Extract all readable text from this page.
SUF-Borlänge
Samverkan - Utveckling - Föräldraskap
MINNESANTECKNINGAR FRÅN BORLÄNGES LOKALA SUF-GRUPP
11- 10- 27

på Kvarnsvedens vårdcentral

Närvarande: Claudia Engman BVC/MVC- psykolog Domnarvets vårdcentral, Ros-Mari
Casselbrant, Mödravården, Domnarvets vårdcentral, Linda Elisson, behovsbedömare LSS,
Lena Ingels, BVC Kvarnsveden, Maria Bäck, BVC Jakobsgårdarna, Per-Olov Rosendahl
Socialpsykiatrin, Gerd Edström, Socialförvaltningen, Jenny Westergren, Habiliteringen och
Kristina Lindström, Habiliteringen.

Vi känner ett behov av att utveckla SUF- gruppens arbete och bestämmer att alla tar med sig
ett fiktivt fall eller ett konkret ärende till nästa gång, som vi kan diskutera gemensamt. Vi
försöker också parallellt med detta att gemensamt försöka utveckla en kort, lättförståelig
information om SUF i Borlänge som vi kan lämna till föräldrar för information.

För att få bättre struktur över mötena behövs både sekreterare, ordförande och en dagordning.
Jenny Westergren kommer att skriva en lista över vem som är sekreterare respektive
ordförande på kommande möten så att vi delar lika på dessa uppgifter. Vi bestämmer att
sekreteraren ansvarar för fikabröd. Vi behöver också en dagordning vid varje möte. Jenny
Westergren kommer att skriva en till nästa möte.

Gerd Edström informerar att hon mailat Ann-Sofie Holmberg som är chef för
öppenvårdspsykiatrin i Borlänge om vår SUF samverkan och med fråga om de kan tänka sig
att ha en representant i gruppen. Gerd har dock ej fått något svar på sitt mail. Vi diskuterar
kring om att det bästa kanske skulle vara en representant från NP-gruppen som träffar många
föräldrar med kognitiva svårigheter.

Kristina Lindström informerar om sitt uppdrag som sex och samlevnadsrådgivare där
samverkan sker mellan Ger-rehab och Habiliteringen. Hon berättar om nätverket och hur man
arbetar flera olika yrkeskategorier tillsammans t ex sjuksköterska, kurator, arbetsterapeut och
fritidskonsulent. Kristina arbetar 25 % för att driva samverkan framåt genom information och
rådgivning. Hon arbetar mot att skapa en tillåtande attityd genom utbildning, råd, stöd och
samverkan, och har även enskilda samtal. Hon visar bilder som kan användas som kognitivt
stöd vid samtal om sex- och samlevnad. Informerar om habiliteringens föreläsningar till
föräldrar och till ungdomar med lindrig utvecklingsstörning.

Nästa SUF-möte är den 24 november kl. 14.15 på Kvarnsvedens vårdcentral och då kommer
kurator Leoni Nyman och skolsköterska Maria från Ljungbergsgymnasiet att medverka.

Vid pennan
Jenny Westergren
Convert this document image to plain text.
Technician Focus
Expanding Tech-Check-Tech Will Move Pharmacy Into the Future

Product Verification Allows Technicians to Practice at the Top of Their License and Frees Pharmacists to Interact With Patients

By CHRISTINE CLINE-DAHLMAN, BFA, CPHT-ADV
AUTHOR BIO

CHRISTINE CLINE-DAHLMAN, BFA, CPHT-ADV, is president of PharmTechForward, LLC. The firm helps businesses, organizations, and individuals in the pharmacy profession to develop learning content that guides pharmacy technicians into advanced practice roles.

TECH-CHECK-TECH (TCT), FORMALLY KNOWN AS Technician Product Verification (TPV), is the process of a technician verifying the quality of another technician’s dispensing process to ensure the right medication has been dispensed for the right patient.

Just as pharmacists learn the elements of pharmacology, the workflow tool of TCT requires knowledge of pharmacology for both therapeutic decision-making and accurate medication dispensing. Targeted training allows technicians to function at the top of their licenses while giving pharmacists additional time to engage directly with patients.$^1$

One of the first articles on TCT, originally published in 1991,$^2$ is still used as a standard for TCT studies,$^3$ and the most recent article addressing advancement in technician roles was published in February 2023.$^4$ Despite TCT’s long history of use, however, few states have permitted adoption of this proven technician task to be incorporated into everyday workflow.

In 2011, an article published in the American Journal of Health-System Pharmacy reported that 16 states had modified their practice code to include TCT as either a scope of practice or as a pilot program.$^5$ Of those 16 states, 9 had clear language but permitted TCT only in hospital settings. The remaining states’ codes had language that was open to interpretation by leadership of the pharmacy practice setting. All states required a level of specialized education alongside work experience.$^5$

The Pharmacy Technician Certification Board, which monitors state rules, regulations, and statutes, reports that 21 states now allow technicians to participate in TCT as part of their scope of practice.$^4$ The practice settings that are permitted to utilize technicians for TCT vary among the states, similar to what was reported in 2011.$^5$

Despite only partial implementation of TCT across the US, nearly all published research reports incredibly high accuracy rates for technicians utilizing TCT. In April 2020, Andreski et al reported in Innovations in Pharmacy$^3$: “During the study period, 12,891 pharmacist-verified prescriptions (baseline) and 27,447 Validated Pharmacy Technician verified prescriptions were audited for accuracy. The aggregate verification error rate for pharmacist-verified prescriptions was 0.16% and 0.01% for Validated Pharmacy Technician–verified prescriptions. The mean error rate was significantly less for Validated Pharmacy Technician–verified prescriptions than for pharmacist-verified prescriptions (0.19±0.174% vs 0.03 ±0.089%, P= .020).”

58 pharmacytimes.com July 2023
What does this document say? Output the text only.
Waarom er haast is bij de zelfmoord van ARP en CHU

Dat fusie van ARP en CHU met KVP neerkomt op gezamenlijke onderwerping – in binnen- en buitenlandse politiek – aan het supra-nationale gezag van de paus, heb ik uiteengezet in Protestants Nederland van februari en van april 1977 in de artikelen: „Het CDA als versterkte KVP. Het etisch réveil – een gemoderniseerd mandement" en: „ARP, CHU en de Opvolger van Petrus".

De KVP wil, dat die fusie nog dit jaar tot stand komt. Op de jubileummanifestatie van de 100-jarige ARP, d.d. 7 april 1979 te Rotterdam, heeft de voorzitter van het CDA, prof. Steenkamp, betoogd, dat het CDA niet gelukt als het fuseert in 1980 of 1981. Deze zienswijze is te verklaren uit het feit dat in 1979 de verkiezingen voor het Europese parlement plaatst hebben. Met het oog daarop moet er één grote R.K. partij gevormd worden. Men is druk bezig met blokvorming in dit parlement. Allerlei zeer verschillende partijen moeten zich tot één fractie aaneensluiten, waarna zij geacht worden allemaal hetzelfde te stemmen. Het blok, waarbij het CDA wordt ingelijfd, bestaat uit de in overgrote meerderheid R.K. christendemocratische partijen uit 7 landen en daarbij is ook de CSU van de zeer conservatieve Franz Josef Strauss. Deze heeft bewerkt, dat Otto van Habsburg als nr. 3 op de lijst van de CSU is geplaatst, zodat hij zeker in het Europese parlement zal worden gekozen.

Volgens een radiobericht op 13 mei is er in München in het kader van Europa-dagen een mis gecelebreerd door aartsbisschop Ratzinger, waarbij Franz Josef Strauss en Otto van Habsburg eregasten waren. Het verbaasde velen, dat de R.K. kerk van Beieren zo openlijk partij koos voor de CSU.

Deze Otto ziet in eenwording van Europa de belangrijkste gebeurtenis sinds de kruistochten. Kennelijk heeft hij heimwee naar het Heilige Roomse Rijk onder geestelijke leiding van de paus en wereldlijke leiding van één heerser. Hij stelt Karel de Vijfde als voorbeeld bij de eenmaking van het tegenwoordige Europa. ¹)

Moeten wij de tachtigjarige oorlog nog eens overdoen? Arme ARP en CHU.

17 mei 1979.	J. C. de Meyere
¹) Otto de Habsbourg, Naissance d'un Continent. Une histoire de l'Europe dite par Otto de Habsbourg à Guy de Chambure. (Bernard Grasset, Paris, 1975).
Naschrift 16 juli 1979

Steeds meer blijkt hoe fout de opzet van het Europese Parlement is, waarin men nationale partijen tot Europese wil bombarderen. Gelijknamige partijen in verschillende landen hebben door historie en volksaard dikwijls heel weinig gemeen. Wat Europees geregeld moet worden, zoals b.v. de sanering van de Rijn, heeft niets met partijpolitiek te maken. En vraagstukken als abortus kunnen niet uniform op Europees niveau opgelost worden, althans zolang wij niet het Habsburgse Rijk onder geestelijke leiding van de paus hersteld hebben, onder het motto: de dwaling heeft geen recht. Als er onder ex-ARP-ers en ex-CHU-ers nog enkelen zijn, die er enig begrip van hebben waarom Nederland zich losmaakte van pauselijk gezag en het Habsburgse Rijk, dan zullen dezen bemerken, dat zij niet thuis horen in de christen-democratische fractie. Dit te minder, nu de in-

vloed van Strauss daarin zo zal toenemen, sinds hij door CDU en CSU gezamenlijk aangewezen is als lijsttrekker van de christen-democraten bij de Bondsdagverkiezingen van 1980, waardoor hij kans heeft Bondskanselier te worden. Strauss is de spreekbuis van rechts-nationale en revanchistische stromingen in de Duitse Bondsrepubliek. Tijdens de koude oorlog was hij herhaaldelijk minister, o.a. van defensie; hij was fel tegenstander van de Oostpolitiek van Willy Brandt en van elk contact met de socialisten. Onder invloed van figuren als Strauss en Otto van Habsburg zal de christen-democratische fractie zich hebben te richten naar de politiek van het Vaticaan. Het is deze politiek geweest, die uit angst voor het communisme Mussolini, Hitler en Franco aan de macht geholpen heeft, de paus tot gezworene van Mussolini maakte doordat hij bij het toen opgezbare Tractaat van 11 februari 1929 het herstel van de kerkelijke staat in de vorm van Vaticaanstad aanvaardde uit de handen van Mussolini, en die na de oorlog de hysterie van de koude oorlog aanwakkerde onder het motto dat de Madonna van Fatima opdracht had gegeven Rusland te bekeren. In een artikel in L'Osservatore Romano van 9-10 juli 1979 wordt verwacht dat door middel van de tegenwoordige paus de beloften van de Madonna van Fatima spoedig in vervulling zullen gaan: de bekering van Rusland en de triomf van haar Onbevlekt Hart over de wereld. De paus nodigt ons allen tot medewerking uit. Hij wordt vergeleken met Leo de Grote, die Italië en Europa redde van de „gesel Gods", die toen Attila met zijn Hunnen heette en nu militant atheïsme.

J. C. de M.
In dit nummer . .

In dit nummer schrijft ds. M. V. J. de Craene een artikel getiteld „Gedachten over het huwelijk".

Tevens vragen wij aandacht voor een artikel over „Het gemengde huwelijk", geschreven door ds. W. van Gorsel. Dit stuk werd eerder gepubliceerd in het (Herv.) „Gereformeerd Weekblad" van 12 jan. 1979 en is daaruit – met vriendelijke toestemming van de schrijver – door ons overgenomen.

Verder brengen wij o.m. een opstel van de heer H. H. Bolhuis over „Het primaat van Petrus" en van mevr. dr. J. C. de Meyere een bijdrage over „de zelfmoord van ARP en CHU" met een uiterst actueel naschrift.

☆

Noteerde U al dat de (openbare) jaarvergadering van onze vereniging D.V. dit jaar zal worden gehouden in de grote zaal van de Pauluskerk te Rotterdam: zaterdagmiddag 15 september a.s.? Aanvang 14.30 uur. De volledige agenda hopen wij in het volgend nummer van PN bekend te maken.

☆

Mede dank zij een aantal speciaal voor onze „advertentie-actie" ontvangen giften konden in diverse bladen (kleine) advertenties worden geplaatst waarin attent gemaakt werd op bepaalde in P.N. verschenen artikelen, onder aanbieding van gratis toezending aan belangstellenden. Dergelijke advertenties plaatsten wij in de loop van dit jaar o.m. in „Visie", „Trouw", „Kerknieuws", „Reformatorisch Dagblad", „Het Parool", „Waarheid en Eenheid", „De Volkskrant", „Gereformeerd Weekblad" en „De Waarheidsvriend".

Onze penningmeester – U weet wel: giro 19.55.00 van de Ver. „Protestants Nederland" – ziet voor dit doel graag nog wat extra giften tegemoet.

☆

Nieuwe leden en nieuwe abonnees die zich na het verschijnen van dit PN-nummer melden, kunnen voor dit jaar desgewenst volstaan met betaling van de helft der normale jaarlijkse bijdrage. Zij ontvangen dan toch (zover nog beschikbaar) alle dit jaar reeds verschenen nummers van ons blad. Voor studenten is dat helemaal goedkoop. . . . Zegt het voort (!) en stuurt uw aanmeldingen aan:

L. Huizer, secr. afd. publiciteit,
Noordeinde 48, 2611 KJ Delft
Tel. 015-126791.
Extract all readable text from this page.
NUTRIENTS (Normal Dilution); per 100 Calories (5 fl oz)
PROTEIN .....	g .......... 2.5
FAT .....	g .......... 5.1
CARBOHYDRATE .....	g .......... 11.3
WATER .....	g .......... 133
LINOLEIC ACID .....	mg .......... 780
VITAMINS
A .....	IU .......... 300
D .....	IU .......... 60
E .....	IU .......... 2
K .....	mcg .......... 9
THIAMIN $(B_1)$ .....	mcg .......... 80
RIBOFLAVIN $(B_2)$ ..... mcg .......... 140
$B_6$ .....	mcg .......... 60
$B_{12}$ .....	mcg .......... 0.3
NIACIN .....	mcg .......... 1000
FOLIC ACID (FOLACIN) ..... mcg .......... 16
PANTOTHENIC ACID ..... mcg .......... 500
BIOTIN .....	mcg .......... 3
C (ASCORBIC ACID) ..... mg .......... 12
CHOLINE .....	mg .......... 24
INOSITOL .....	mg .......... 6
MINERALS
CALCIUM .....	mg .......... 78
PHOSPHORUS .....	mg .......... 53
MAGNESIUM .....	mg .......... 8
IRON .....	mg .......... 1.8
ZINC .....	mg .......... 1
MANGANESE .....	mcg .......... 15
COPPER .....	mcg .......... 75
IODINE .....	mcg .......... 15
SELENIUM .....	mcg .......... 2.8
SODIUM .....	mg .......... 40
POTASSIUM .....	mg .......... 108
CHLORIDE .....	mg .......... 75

----

» **What to produce**: Which lines of the data include "sitt"? Copy each of them.

» **Answer to this exercise**:
att ha en representant i gruppen. Gerd har dock ej fått något svar på sitt mail. Vi diskuterar
Kristina Lindström informerar om sitt uppdrag som sex och samlevnadsrådgivare där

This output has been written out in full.